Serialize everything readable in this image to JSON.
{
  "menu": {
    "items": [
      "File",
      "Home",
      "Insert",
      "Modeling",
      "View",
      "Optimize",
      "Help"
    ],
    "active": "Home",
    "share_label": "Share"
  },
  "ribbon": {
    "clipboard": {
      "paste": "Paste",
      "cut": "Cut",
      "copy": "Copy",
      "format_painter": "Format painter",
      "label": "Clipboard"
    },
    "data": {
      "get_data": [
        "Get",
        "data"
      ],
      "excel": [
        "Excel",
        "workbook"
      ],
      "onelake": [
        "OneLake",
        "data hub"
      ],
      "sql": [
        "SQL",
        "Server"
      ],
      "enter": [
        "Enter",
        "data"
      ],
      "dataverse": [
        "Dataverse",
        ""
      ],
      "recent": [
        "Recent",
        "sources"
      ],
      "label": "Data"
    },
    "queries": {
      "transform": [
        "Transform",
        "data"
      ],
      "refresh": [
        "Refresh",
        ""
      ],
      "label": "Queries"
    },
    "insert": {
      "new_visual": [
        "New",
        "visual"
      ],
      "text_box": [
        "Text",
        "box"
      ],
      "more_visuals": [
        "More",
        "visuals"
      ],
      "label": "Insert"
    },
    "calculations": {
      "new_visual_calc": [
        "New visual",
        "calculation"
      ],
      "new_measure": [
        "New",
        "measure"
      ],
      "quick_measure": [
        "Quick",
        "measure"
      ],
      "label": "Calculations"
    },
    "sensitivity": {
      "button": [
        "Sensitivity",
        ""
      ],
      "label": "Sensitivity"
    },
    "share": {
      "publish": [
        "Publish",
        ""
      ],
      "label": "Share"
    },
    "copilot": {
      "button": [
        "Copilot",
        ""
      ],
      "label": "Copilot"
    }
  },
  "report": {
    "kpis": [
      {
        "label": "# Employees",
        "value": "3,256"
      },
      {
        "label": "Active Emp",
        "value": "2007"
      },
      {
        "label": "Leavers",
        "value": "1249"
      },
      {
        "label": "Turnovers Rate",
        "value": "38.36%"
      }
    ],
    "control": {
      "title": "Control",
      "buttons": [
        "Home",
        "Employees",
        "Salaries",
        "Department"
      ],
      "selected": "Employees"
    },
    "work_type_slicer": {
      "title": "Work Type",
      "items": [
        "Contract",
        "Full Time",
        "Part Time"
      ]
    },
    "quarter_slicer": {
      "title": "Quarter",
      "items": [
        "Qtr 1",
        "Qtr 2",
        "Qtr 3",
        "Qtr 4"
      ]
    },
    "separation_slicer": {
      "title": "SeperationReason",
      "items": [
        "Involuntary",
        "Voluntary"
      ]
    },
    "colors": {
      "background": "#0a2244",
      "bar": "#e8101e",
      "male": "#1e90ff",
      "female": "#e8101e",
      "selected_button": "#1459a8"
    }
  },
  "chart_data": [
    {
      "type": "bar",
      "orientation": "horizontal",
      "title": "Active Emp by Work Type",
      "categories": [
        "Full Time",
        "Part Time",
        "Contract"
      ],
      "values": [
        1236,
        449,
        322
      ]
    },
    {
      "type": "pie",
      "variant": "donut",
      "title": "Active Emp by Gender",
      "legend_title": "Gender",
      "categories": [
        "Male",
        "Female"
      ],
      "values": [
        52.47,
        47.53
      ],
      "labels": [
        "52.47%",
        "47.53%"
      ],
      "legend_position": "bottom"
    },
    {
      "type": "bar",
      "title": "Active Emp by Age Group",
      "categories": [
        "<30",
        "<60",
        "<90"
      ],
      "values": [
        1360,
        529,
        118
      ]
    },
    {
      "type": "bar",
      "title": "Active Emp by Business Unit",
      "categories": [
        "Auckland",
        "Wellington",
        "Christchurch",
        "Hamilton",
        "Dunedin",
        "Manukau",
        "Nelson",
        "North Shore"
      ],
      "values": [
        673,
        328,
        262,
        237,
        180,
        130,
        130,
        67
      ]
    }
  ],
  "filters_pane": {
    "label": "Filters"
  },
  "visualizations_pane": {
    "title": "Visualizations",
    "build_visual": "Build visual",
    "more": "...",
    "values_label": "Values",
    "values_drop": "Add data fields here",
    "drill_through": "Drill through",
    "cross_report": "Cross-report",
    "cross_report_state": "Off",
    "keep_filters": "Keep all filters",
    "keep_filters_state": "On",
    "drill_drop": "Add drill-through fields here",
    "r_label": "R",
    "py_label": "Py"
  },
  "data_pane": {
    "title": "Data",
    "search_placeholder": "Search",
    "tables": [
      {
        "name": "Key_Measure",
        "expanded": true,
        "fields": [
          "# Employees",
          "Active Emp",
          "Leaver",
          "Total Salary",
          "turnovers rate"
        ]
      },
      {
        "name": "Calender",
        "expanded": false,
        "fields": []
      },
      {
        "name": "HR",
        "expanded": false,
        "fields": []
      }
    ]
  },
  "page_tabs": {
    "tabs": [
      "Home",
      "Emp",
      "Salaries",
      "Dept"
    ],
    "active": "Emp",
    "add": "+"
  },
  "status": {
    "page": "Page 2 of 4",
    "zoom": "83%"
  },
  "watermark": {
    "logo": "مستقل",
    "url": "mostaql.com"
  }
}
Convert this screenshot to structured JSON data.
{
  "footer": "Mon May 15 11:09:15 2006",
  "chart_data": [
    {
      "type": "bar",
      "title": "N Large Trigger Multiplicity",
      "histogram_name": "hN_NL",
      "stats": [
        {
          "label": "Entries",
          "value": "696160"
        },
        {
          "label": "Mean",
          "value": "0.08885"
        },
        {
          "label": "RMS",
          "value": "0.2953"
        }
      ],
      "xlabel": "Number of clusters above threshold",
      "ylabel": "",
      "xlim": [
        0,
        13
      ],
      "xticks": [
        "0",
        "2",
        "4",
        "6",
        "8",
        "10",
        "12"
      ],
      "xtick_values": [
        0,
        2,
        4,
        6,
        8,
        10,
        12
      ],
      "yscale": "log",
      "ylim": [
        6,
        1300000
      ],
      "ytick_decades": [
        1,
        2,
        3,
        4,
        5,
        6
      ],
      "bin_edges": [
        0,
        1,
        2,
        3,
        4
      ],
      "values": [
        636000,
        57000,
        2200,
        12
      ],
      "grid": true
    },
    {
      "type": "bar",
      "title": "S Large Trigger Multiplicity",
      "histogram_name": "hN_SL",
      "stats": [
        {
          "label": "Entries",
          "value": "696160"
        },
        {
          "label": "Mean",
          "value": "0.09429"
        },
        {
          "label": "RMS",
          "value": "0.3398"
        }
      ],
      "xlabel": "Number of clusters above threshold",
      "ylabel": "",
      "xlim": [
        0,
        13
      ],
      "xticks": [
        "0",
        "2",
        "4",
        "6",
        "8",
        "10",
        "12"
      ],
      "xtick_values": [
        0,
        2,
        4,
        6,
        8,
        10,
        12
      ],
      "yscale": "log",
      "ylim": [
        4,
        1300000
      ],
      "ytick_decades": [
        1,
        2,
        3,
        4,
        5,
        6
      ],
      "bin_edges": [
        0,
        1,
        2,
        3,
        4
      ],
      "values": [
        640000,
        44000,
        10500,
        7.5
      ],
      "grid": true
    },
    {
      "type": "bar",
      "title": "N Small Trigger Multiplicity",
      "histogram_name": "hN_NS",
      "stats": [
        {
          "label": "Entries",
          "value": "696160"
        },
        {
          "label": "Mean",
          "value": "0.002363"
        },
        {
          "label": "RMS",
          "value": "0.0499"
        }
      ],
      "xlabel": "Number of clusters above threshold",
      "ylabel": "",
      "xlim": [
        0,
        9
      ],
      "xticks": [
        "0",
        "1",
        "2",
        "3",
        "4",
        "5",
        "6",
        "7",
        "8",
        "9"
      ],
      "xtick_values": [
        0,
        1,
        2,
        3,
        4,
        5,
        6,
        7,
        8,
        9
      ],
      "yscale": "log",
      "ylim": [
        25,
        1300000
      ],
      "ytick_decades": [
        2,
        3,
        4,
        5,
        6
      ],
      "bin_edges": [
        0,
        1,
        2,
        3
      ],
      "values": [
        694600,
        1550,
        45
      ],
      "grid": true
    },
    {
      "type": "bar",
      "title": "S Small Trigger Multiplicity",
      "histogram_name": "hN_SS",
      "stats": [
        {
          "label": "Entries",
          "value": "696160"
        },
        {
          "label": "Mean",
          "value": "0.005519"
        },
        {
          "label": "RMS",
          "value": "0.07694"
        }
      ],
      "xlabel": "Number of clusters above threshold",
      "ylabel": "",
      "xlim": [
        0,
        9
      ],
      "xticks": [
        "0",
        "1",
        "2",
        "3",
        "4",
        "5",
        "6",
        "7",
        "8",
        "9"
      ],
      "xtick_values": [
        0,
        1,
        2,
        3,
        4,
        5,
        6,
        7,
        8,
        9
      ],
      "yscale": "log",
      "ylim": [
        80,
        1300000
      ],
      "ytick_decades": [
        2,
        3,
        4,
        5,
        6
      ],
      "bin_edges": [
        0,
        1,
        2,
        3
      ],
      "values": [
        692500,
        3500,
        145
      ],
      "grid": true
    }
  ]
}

▶ EXERCISE AIM:
Find the word "Trigger" in the data and copy out each line where it turns up.

▶ EXPECTED ANSWER:
      "title": "N Large Trigger Multiplicity",
      "title": "S Large Trigger Multiplicity",
      "title": "N Small Trigger Multiplicity",
      "title": "S Small Trigger Multiplicity",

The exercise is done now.